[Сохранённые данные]
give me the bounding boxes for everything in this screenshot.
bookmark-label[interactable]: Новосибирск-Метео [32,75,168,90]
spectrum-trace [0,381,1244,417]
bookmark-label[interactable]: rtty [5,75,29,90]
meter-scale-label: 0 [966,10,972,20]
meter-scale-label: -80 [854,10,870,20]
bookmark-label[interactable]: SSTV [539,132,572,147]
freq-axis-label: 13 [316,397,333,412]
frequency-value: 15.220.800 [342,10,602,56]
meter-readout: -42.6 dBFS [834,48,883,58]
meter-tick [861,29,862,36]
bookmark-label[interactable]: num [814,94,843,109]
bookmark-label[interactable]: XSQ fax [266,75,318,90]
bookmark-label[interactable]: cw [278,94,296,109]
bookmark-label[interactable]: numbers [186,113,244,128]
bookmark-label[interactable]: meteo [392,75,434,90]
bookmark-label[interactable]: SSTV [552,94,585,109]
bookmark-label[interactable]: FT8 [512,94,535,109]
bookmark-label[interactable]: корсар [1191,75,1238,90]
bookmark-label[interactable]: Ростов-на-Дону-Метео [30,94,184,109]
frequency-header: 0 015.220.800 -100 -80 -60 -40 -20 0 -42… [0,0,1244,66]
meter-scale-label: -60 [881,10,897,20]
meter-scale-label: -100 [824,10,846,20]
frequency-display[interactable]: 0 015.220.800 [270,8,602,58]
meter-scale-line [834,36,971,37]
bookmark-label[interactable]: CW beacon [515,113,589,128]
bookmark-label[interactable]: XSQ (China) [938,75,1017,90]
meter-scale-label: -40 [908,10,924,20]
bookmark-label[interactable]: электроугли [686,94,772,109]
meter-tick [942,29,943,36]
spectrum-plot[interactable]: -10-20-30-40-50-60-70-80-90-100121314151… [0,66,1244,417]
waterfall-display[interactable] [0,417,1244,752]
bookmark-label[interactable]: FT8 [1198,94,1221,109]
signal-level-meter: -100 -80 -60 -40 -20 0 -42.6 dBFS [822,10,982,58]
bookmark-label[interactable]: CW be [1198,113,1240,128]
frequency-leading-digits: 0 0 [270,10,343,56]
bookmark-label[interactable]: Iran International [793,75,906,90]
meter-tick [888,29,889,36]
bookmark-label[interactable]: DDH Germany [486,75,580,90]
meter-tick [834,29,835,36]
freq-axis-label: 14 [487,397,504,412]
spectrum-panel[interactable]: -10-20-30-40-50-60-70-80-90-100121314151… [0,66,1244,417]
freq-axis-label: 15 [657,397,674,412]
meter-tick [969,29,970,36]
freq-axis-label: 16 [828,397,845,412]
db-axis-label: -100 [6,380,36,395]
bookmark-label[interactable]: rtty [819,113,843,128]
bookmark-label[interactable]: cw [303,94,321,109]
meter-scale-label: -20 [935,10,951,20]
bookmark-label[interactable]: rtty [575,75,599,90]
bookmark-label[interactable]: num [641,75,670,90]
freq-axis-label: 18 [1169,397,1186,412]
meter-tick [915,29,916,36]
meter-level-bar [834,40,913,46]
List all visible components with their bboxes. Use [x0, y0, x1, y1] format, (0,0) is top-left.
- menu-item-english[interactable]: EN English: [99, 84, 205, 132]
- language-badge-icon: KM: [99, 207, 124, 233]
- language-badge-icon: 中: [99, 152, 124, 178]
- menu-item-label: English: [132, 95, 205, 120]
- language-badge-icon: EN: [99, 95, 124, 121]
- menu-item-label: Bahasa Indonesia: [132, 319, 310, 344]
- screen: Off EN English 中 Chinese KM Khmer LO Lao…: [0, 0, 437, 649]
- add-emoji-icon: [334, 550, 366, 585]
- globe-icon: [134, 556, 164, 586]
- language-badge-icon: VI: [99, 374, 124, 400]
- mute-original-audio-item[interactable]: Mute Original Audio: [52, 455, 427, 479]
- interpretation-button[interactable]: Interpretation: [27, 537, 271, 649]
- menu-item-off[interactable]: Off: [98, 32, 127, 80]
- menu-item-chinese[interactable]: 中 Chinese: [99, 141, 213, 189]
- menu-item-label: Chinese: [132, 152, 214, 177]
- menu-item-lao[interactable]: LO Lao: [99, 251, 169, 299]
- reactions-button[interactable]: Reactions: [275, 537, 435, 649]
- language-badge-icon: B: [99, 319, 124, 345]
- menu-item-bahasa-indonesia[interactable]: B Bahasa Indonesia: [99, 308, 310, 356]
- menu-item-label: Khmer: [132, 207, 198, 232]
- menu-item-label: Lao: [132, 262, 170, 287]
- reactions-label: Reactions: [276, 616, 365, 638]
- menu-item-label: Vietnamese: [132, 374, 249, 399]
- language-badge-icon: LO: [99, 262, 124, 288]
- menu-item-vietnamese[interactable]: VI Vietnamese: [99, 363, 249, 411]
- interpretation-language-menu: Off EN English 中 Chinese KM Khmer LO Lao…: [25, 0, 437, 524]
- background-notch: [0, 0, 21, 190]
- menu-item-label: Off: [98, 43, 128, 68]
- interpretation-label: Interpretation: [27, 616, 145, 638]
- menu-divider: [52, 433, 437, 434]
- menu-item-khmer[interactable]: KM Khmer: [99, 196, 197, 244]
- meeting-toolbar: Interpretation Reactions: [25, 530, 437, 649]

Что сделать -
Измени строки от начала списка до строки с "bookmark-label[interactable]: FT8 [1198,94,1221,109]" включительно: замени "waterfall-display" на "waterfall-panel", остальное оставь как есть.

Полное решение -
give me the bounding boxes for everything in this screenshot.
bookmark-label[interactable]: Новосибирск-Метео [32,75,168,90]
spectrum-trace [0,381,1244,417]
bookmark-label[interactable]: rtty [5,75,29,90]
meter-scale-label: 0 [966,10,972,20]
meter-scale-label: -80 [854,10,870,20]
bookmark-label[interactable]: SSTV [539,132,572,147]
freq-axis-label: 13 [316,397,333,412]
frequency-value: 15.220.800 [342,10,602,56]
meter-readout: -42.6 dBFS [834,48,883,58]
meter-tick [861,29,862,36]
bookmark-label[interactable]: num [814,94,843,109]
bookmark-label[interactable]: XSQ fax [266,75,318,90]
bookmark-label[interactable]: cw [278,94,296,109]
bookmark-label[interactable]: numbers [186,113,244,128]
bookmark-label[interactable]: meteo [392,75,434,90]
bookmark-label[interactable]: SSTV [552,94,585,109]
bookmark-label[interactable]: FT8 [512,94,535,109]
bookmark-label[interactable]: корсар [1191,75,1238,90]
bookmark-label[interactable]: Ростов-на-Дону-Метео [30,94,184,109]
frequency-header: 0 015.220.800 -100 -80 -60 -40 -20 0 -42… [0,0,1244,66]
meter-scale-label: -60 [881,10,897,20]
meter-scale-label: -100 [824,10,846,20]
frequency-display[interactable]: 0 015.220.800 [270,8,602,58]
meter-scale-line [834,36,971,37]
bookmark-label[interactable]: CW beacon [515,113,589,128]
bookmark-label[interactable]: XSQ (China) [938,75,1017,90]
meter-scale-label: -40 [908,10,924,20]
bookmark-label[interactable]: электроугли [686,94,772,109]
meter-tick [942,29,943,36]
spectrum-plot[interactable]: -10-20-30-40-50-60-70-80-90-100121314151… [0,66,1244,417]
waterfall-panel[interactable] [0,417,1244,752]
bookmark-label[interactable]: FT8 [1198,94,1221,109]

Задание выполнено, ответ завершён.